- _Short exercise_
List each line of the data that holds the string "galaxies", please.

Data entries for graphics

== == ==

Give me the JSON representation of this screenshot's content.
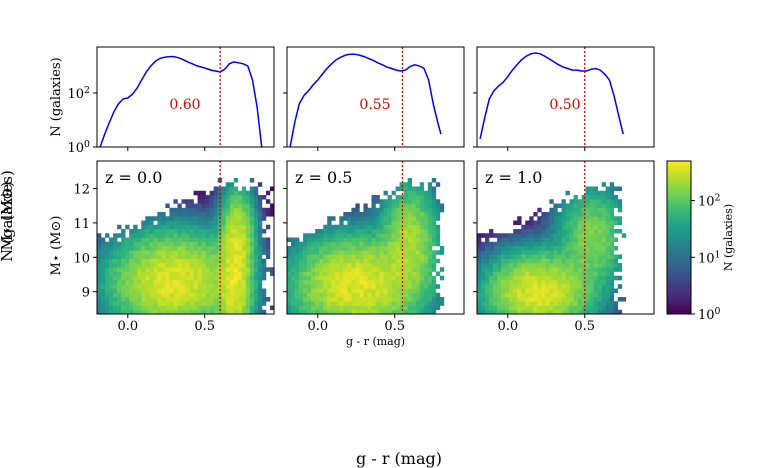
{
  "figure": {
    "supxlabel": "g - r (mag)",
    "supylabel_overlap": [
      "N (galaxies)",
      "M⋆ (M⊙)"
    ]
  },
  "chart_data": [
    {
      "type": "line",
      "panel": "hist-z0",
      "ylabel": "N (galaxies)",
      "yscale": "log",
      "ylim": [
        1,
        5000
      ],
      "xlim": [
        -0.2,
        0.95
      ],
      "yticks": [
        "10^0",
        "10^2"
      ],
      "x": [
        -0.18,
        -0.15,
        -0.12,
        -0.09,
        -0.06,
        -0.03,
        0.0,
        0.03,
        0.06,
        0.09,
        0.12,
        0.15,
        0.18,
        0.21,
        0.24,
        0.27,
        0.3,
        0.33,
        0.36,
        0.39,
        0.42,
        0.45,
        0.48,
        0.51,
        0.54,
        0.57,
        0.6,
        0.63,
        0.66,
        0.69,
        0.72,
        0.75,
        0.78,
        0.81,
        0.84,
        0.87
      ],
      "y": [
        1,
        3,
        8,
        20,
        40,
        60,
        65,
        90,
        150,
        300,
        600,
        1000,
        1500,
        1900,
        2100,
        2200,
        2200,
        2000,
        1700,
        1400,
        1200,
        1000,
        900,
        800,
        700,
        650,
        600,
        750,
        1200,
        1400,
        1300,
        1200,
        1000,
        300,
        30,
        1
      ],
      "vline": 0.6,
      "annotation": "0.60",
      "line_color": "#0000ff",
      "vline_color": "#dd0000"
    },
    {
      "type": "line",
      "panel": "hist-z05",
      "yscale": "log",
      "ylim": [
        1,
        5000
      ],
      "xlim": [
        -0.2,
        0.95
      ],
      "x": [
        -0.18,
        -0.15,
        -0.12,
        -0.09,
        -0.06,
        -0.03,
        0.0,
        0.03,
        0.06,
        0.09,
        0.12,
        0.15,
        0.18,
        0.21,
        0.24,
        0.27,
        0.3,
        0.33,
        0.36,
        0.39,
        0.42,
        0.45,
        0.48,
        0.51,
        0.54,
        0.57,
        0.6,
        0.63,
        0.66,
        0.69,
        0.72,
        0.75,
        0.78,
        0.8
      ],
      "y": [
        1,
        8,
        40,
        80,
        120,
        200,
        300,
        500,
        800,
        1200,
        1700,
        2100,
        2500,
        2700,
        2700,
        2500,
        2200,
        1900,
        1600,
        1300,
        1100,
        900,
        800,
        700,
        650,
        700,
        950,
        1100,
        1000,
        800,
        300,
        40,
        8,
        3
      ],
      "vline": 0.55,
      "annotation": "0.55",
      "line_color": "#0000ff",
      "vline_color": "#dd0000"
    },
    {
      "type": "line",
      "panel": "hist-z10",
      "yscale": "log",
      "ylim": [
        1,
        5000
      ],
      "xlim": [
        -0.2,
        0.95
      ],
      "x": [
        -0.18,
        -0.15,
        -0.12,
        -0.09,
        -0.06,
        -0.03,
        0.0,
        0.03,
        0.06,
        0.09,
        0.12,
        0.15,
        0.18,
        0.21,
        0.24,
        0.27,
        0.3,
        0.33,
        0.36,
        0.39,
        0.42,
        0.45,
        0.48,
        0.51,
        0.54,
        0.57,
        0.6,
        0.63,
        0.66,
        0.69,
        0.72,
        0.75
      ],
      "y": [
        2,
        12,
        60,
        120,
        180,
        250,
        400,
        700,
        1100,
        1700,
        2300,
        2800,
        3000,
        2800,
        2300,
        1800,
        1400,
        1100,
        900,
        800,
        700,
        700,
        650,
        650,
        750,
        800,
        700,
        500,
        300,
        80,
        15,
        3
      ],
      "vline": 0.5,
      "annotation": "0.50",
      "line_color": "#0000ff",
      "vline_color": "#dd0000"
    },
    {
      "type": "heatmap",
      "panel": "cmd-z0",
      "label": "z = 0.0",
      "ylabel": "M⋆ (M⊙)",
      "xlim": [
        -0.2,
        0.95
      ],
      "ylim": [
        8.35,
        12.8
      ],
      "xticks": [
        "0.0",
        "0.5"
      ],
      "yticks": [
        "9",
        "10",
        "11",
        "12"
      ],
      "vline": 0.6,
      "blobs": [
        {
          "x": 0.3,
          "y": 9.3,
          "sx": 0.22,
          "sy": 0.75,
          "w": 1.0
        },
        {
          "x": 0.7,
          "y": 9.3,
          "sx": 0.06,
          "sy": 1.1,
          "w": 0.85
        },
        {
          "x": 0.72,
          "y": 10.8,
          "sx": 0.06,
          "sy": 0.7,
          "w": 0.45
        }
      ]
    },
    {
      "type": "heatmap",
      "panel": "cmd-z05",
      "label": "z = 0.5",
      "xlim": [
        -0.2,
        0.95
      ],
      "ylim": [
        8.35,
        12.8
      ],
      "xticks": [
        "0.0",
        "0.5"
      ],
      "xlabel": "g - r (mag)",
      "vline": 0.55,
      "blobs": [
        {
          "x": 0.25,
          "y": 9.2,
          "sx": 0.22,
          "sy": 0.75,
          "w": 1.0
        },
        {
          "x": 0.6,
          "y": 10.5,
          "sx": 0.1,
          "sy": 0.9,
          "w": 0.55
        }
      ]
    },
    {
      "type": "heatmap",
      "panel": "cmd-z10",
      "label": "z = 1.0",
      "xlim": [
        -0.2,
        0.95
      ],
      "ylim": [
        8.35,
        12.8
      ],
      "xticks": [
        "0.0",
        "0.5"
      ],
      "vline": 0.5,
      "blobs": [
        {
          "x": 0.2,
          "y": 9.0,
          "sx": 0.18,
          "sy": 0.6,
          "w": 1.0
        },
        {
          "x": 0.55,
          "y": 10.6,
          "sx": 0.12,
          "sy": 0.8,
          "w": 0.4
        }
      ]
    },
    {
      "type": "colorbar",
      "label": "N (galaxies)",
      "scale": "log",
      "ticks": [
        "10^0",
        "10^1",
        "10^2"
      ],
      "colormap": [
        "#440154",
        "#482878",
        "#3e4989",
        "#31688e",
        "#26828e",
        "#1f9e89",
        "#35b779",
        "#6ece58",
        "#b5de2b",
        "#fde725"
      ]
    }
  ]
}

== == ==

- _The solution_
      "N (galaxies)",
      "ylabel": "N (galaxies)",
      "label": "N (galaxies)",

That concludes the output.